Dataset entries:
******************************

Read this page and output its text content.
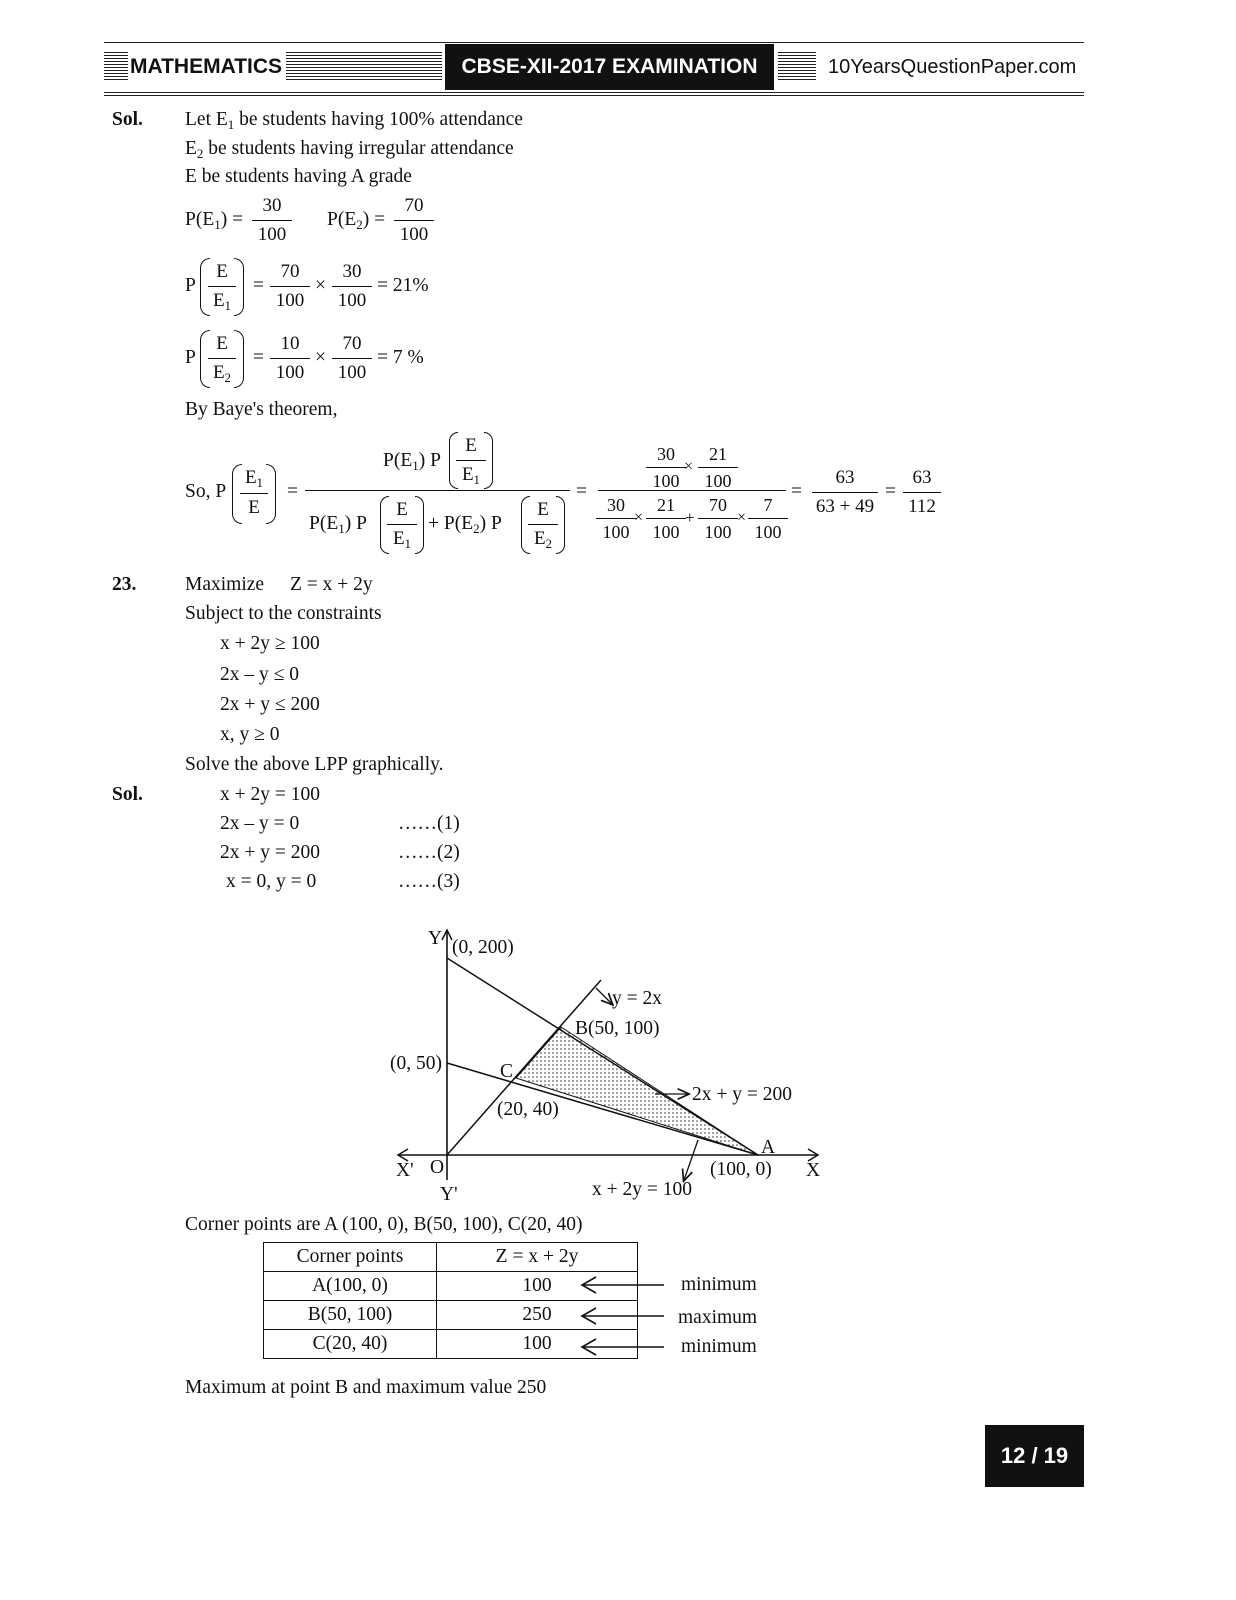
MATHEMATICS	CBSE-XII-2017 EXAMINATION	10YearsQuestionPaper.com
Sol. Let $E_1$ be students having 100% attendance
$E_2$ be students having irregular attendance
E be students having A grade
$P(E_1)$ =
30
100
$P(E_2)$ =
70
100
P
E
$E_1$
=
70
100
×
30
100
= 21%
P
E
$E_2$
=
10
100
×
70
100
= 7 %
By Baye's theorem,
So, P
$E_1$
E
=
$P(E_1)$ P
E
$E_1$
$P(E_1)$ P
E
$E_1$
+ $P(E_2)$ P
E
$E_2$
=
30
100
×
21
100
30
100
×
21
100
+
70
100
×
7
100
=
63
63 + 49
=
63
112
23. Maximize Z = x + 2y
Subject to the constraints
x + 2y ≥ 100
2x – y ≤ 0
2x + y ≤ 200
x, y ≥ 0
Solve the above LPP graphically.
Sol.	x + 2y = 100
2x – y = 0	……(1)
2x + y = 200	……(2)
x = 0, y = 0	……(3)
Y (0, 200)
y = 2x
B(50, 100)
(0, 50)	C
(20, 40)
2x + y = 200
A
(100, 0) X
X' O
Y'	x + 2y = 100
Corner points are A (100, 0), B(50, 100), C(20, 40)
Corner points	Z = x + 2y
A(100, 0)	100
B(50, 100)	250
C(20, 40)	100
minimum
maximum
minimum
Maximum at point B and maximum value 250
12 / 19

******************************

## REQUEST
In the records above, collect each line with "points".

## ANSWER IN FULL
Corner points are A (100, 0), B(50, 100), C(20, 40)
Corner points	Z = x + 2y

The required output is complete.